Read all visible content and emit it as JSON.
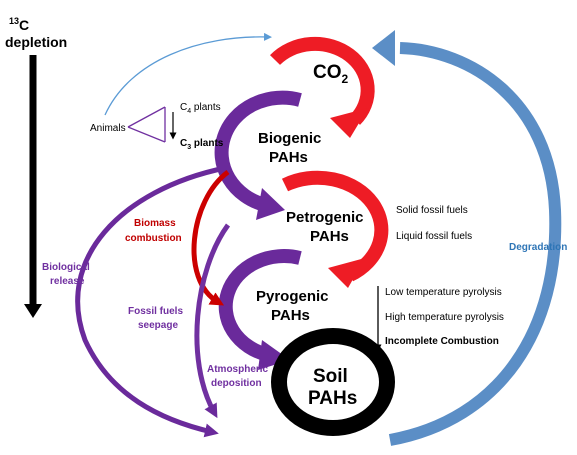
{
  "colors": {
    "co2": "#ee1c25",
    "biogenic": "#6a2a9b",
    "petrogenic": "#ee1c25",
    "pyrogenic": "#6a2a9b",
    "soil": "#000000",
    "degradation": "#5b8ec6",
    "biomass": "#cc0000",
    "fossil": "#7030a0",
    "animals_arrow": "#5b9bd5"
  },
  "depletion": {
    "superscript": "13",
    "element": "C",
    "word": "depletion"
  },
  "nodes": {
    "co2": {
      "label": "CO",
      "sub": "2"
    },
    "biogenic": {
      "line1": "Biogenic",
      "line2": "PAHs"
    },
    "petrogenic": {
      "line1": "Petrogenic",
      "line2": "PAHs"
    },
    "pyrogenic": {
      "line1": "Pyrogenic",
      "line2": "PAHs"
    },
    "soil": {
      "line1": "Soil",
      "line2": "PAHs"
    }
  },
  "plants": {
    "animals": "Animals",
    "c4_prefix": "C",
    "c4_sub": "4",
    "c4_suffix": " plants",
    "c3_prefix": "C",
    "c3_sub": "3",
    "c3_suffix": " plants"
  },
  "petrogenic_sources": [
    "Solid fossil fuels",
    "Liquid fossil fuels"
  ],
  "pyrogenic_sources": [
    "Low temperature pyrolysis",
    "High temperature pyrolysis",
    "Incomplete Combustion"
  ],
  "side_labels": {
    "biomass_1": "Biomass",
    "biomass_2": "combustion",
    "biological_1": "Biological",
    "biological_2": "release",
    "fossil_1": "Fossil fuels",
    "fossil_2": "seepage",
    "atmos_1": "Atmospheric",
    "atmos_2": "deposition",
    "degradation": "Degradation"
  }
}
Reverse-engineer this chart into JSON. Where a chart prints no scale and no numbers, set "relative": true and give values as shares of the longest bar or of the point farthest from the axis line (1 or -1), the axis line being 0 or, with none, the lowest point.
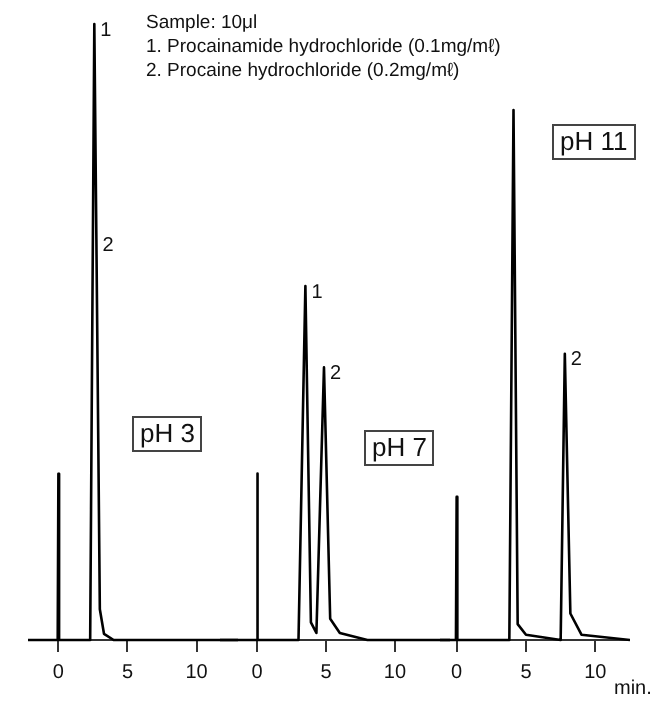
{
  "chart_data": [
    {
      "type": "line",
      "relative": true,
      "x": [
        -2.2,
        -0.05,
        0,
        0.05,
        2.3,
        2.6,
        2.75,
        3.0,
        3.3,
        4,
        13
      ],
      "series": [
        {
          "color": "#000000",
          "values": [
            0,
            0,
            0.27,
            0,
            0,
            1,
            0.65,
            0.05,
            0.01,
            0,
            0
          ]
        }
      ],
      "xlim": [
        -2.2,
        13
      ],
      "xticks": [
        0,
        5,
        10
      ],
      "tick_labels": "x",
      "grid": false,
      "legend": false,
      "marker": "none",
      "line_style": "solid",
      "annotations": [
        "Sample: 10μl",
        "1. Procainamide hydrochloride (0.1mg/mℓ)",
        "2. Procaine hydrochloride (0.2mg/mℓ)",
        "pH 3",
        {
          "text": "1",
          "x": 2.6,
          "y": 1
        },
        {
          "text": "2",
          "x": 2.75,
          "y": 0.65
        }
      ]
    },
    {
      "type": "line",
      "relative": true,
      "x": [
        -2.7,
        -0.05,
        0,
        0.05,
        3.0,
        3.5,
        3.9,
        4.3,
        4.85,
        5.3,
        6,
        8,
        14
      ],
      "series": [
        {
          "color": "#000000",
          "values": [
            0,
            0,
            0.47,
            0,
            0,
            1,
            0.05,
            0.02,
            0.77,
            0.06,
            0.02,
            0,
            0
          ]
        }
      ],
      "xlim": [
        -2.7,
        14
      ],
      "xticks": [
        0,
        5,
        10
      ],
      "tick_labels": "x",
      "grid": false,
      "legend": false,
      "marker": "none",
      "line_style": "solid",
      "annotations": [
        "pH 7",
        {
          "text": "1",
          "x": 3.5,
          "y": 1
        },
        {
          "text": "2",
          "x": 4.85,
          "y": 0.77
        }
      ]
    },
    {
      "type": "line",
      "relative": true,
      "x": [
        -1.2,
        -0.05,
        0,
        0.05,
        3.8,
        4.1,
        4.4,
        5,
        7.5,
        7.8,
        8.2,
        9,
        12.5
      ],
      "series": [
        {
          "color": "#000000",
          "values": [
            0,
            0,
            0.27,
            0,
            0,
            1,
            0.03,
            0.01,
            0,
            0.54,
            0.05,
            0.01,
            0
          ]
        }
      ],
      "xlim": [
        -1.2,
        12.5
      ],
      "xticks": [
        0,
        5,
        10
      ],
      "xlabel": "min.",
      "tick_labels": "x",
      "grid": false,
      "legend": false,
      "marker": "none",
      "line_style": "solid",
      "annotations": [
        "pH 11",
        {
          "text": "2",
          "x": 7.8,
          "y": 0.54
        }
      ]
    }
  ]
}
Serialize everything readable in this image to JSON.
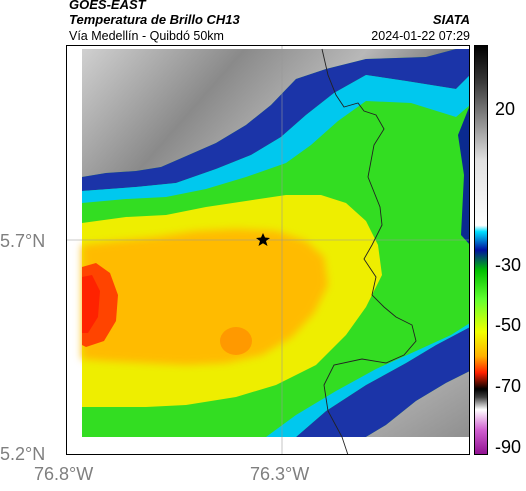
{
  "header": {
    "satellite": "GOES-EAST",
    "product": "Temperatura de Brillo CH13",
    "organization": "SIATA",
    "region": "Vía Medellín - Quibdó 50km",
    "timestamp": "2024-01-22 07:29"
  },
  "axes": {
    "lat_labels": [
      "5.7°N",
      "5.2°N"
    ],
    "lon_labels": [
      "76.8°W",
      "76.3°W"
    ]
  },
  "colorbar": {
    "ticks": [
      "20",
      "-30",
      "-50",
      "-70",
      "-90"
    ]
  },
  "marker": {
    "type": "star",
    "color": "#000000"
  },
  "colors": {
    "land_gray": "#a9a9a9",
    "cloud_blue": "#1b3fb8",
    "cyan": "#00d0f0",
    "green": "#22dd22",
    "yellow": "#f0f000",
    "orange": "#ffb000",
    "red": "#ff3a00"
  }
}
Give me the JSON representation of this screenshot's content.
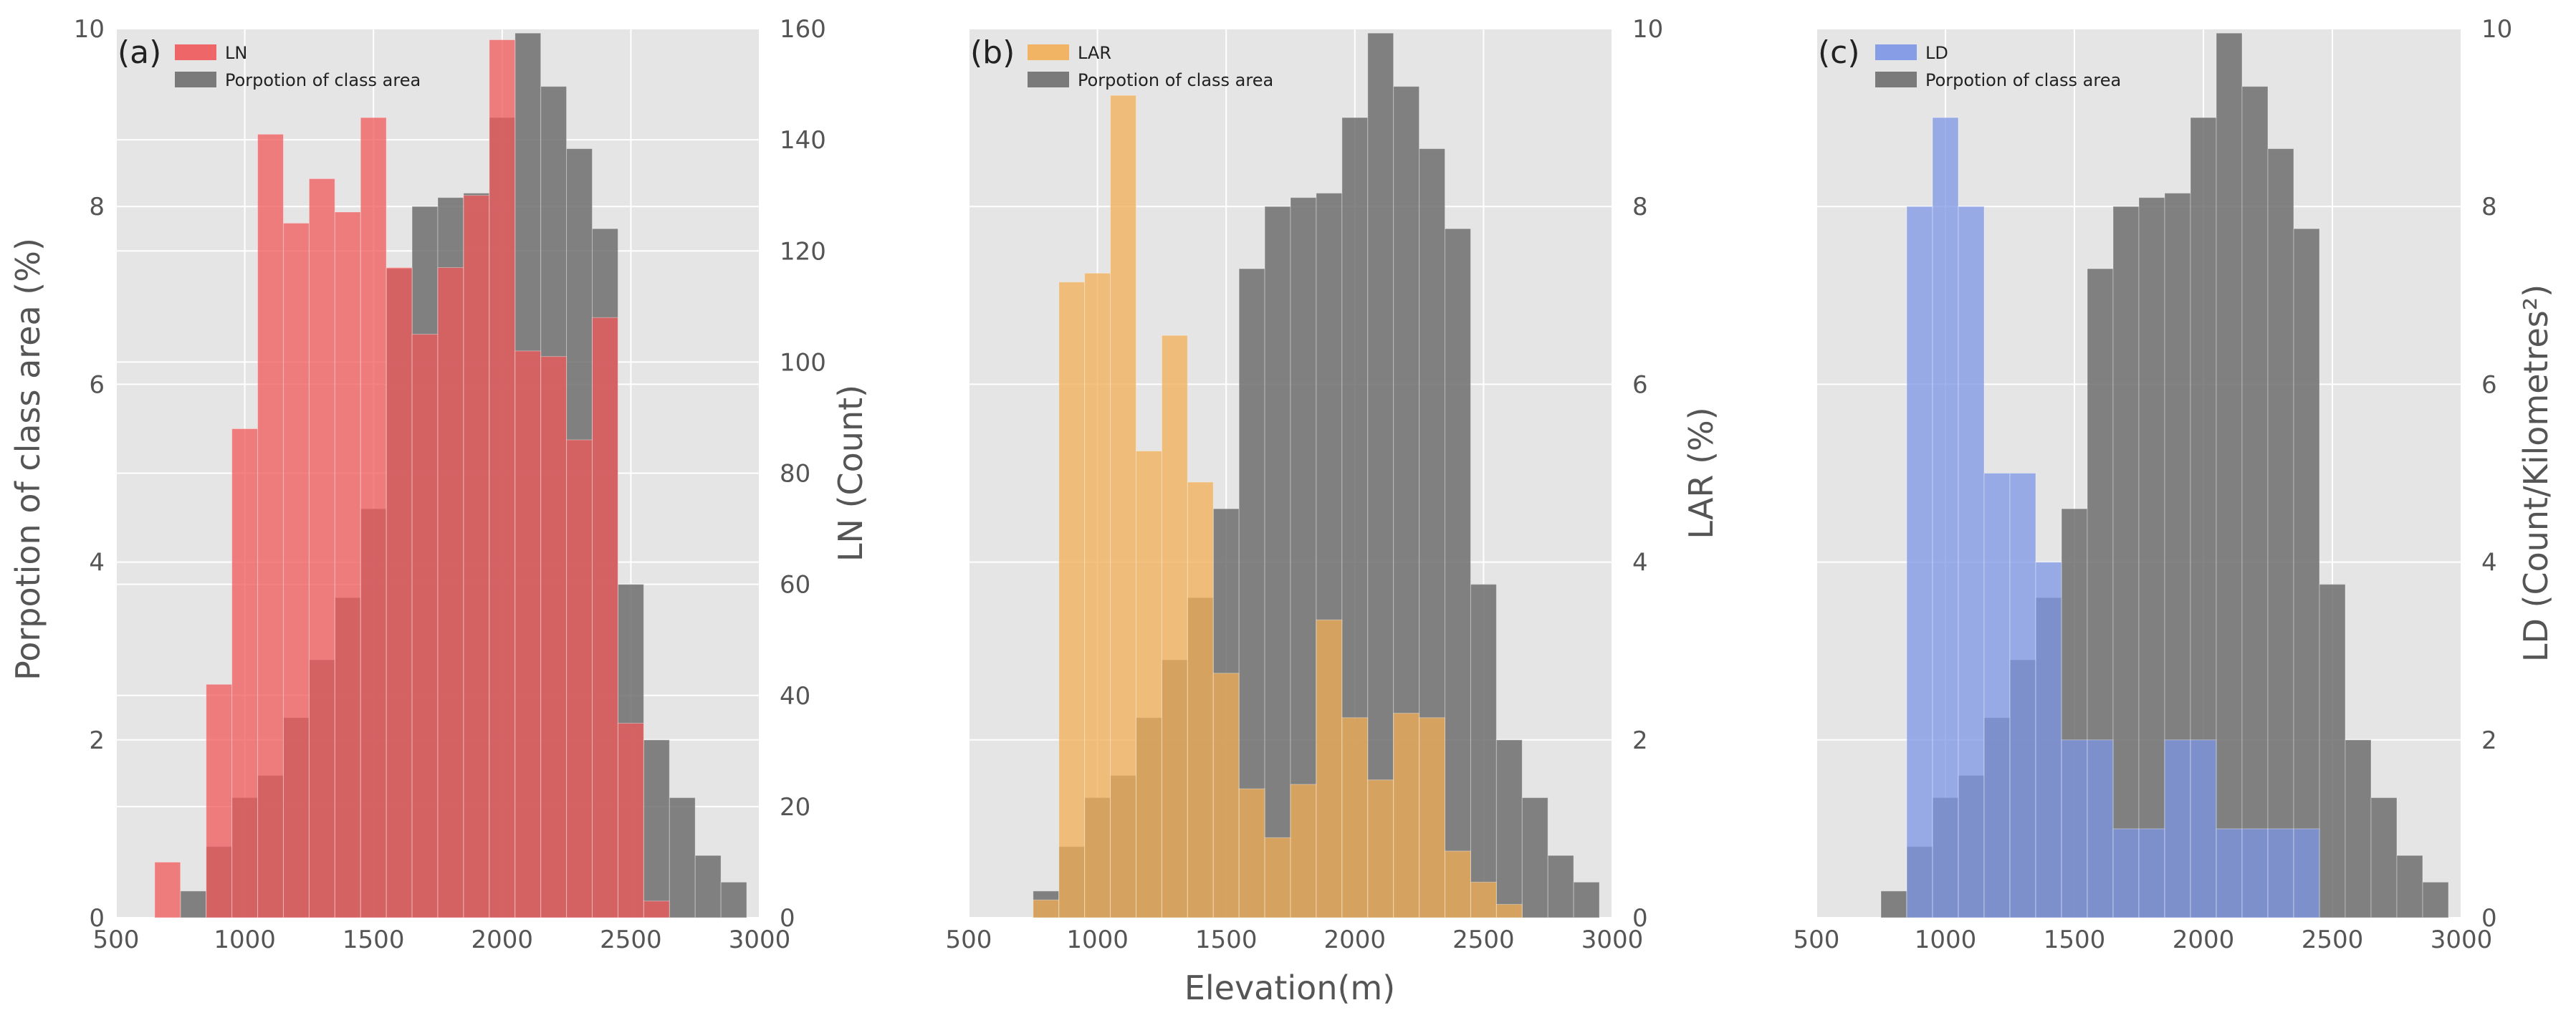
{
  "figure": {
    "xlabel": "Elevation(m)",
    "left_ylabel": "Porpotion of class area (%)"
  },
  "colors": {
    "background": "#e5e5e5",
    "grid": "#ffffff",
    "class_area": "#6e6e6e",
    "ln": "#f0585a",
    "lar": "#f2ad55",
    "ld": "#7c96e6",
    "tick_text": "#555555"
  },
  "chart_data": [
    {
      "type": "bar",
      "panel": "(a)",
      "xlim": [
        500,
        3000
      ],
      "xticks": [
        500,
        1000,
        1500,
        2000,
        2500,
        3000
      ],
      "left_ylim": [
        0,
        10
      ],
      "left_yticks": [
        0,
        2,
        4,
        6,
        8,
        10
      ],
      "right_ylim": [
        0,
        160
      ],
      "right_yticks": [
        0,
        20,
        40,
        60,
        80,
        100,
        120,
        140,
        160
      ],
      "right_ylabel": "LN (Count)",
      "legend": [
        "LN",
        "Porpotion of class area"
      ],
      "legend_position": "top-left",
      "grid": true,
      "series": [
        {
          "name": "LN",
          "axis": "right",
          "bin_edges": [
            650,
            750,
            850,
            950,
            1050,
            1150,
            1250,
            1350,
            1450,
            1550,
            1650,
            1750,
            1850,
            1950,
            2050,
            2150,
            2250,
            2350,
            2450,
            2550,
            2650
          ],
          "values": [
            10,
            0,
            42,
            88,
            141,
            125,
            133,
            127,
            144,
            117,
            105,
            117,
            130,
            158,
            102,
            101,
            86,
            108,
            35,
            3
          ]
        },
        {
          "name": "Porpotion of class area",
          "axis": "left",
          "bin_edges": [
            750,
            850,
            950,
            1050,
            1150,
            1250,
            1350,
            1450,
            1550,
            1650,
            1750,
            1850,
            1950,
            2050,
            2150,
            2250,
            2350,
            2450,
            2550,
            2650,
            2750,
            2850,
            2950
          ],
          "values": [
            0.3,
            0.8,
            1.35,
            1.6,
            2.25,
            2.9,
            3.6,
            4.6,
            7.3,
            8.0,
            8.1,
            8.15,
            9.0,
            9.95,
            9.35,
            8.65,
            7.75,
            3.75,
            2.0,
            1.35,
            0.7,
            0.4,
            0.05
          ]
        }
      ]
    },
    {
      "type": "bar",
      "panel": "(b)",
      "xlim": [
        500,
        3000
      ],
      "xticks": [
        500,
        1000,
        1500,
        2000,
        2500,
        3000
      ],
      "left_ylim": [
        0,
        10
      ],
      "left_yticks": [],
      "right_ylim": [
        0,
        10
      ],
      "right_yticks": [
        0,
        2,
        4,
        6,
        8,
        10
      ],
      "right_ylabel": "LAR (%)",
      "legend": [
        "LAR",
        "Porpotion of class area"
      ],
      "legend_position": "top-left",
      "grid": true,
      "series": [
        {
          "name": "LAR",
          "axis": "right",
          "bin_edges": [
            750,
            850,
            950,
            1050,
            1150,
            1250,
            1350,
            1450,
            1550,
            1650,
            1750,
            1850,
            1950,
            2050,
            2150,
            2250,
            2350,
            2450,
            2550,
            2650
          ],
          "values": [
            0.2,
            7.15,
            7.25,
            9.25,
            5.25,
            6.55,
            4.9,
            2.75,
            1.45,
            0.9,
            1.5,
            3.35,
            2.25,
            1.55,
            2.3,
            2.25,
            0.75,
            0.4,
            0.15
          ]
        },
        {
          "name": "Porpotion of class area",
          "axis": "left",
          "bin_edges": [
            750,
            850,
            950,
            1050,
            1150,
            1250,
            1350,
            1450,
            1550,
            1650,
            1750,
            1850,
            1950,
            2050,
            2150,
            2250,
            2350,
            2450,
            2550,
            2650,
            2750,
            2850,
            2950
          ],
          "values": [
            0.3,
            0.8,
            1.35,
            1.6,
            2.25,
            2.9,
            3.6,
            4.6,
            7.3,
            8.0,
            8.1,
            8.15,
            9.0,
            9.95,
            9.35,
            8.65,
            7.75,
            3.75,
            2.0,
            1.35,
            0.7,
            0.4,
            0.05
          ]
        }
      ]
    },
    {
      "type": "bar",
      "panel": "(c)",
      "xlim": [
        500,
        3000
      ],
      "xticks": [
        500,
        1000,
        1500,
        2000,
        2500,
        3000
      ],
      "left_ylim": [
        0,
        10
      ],
      "left_yticks": [],
      "right_ylim": [
        0,
        10
      ],
      "right_yticks": [
        0,
        2,
        4,
        6,
        8,
        10
      ],
      "right_ylabel": "LD (Count/Kilometres²)",
      "legend": [
        "LD",
        "Porpotion of class area"
      ],
      "legend_position": "top-left",
      "grid": true,
      "series": [
        {
          "name": "LD",
          "axis": "right",
          "bin_edges": [
            850,
            950,
            1050,
            1150,
            1250,
            1350,
            1450,
            1550,
            1650,
            1750,
            1850,
            1950,
            2050,
            2150,
            2250,
            2350,
            2450
          ],
          "values": [
            8.0,
            9.0,
            8.0,
            5.0,
            5.0,
            4.0,
            2.0,
            2.0,
            1.0,
            1.0,
            2.0,
            2.0,
            1.0,
            1.0,
            1.0,
            1.0
          ]
        },
        {
          "name": "Porpotion of class area",
          "axis": "left",
          "bin_edges": [
            750,
            850,
            950,
            1050,
            1150,
            1250,
            1350,
            1450,
            1550,
            1650,
            1750,
            1850,
            1950,
            2050,
            2150,
            2250,
            2350,
            2450,
            2550,
            2650,
            2750,
            2850,
            2950
          ],
          "values": [
            0.3,
            0.8,
            1.35,
            1.6,
            2.25,
            2.9,
            3.6,
            4.6,
            7.3,
            8.0,
            8.1,
            8.15,
            9.0,
            9.95,
            9.35,
            8.65,
            7.75,
            3.75,
            2.0,
            1.35,
            0.7,
            0.4,
            0.05
          ]
        }
      ]
    }
  ]
}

*Task prompt:* List every line from the entries above in which "temperature" appears.

*Written answer:*
    "Low temperature pyrolysis",
    "High temperature pyrolysis",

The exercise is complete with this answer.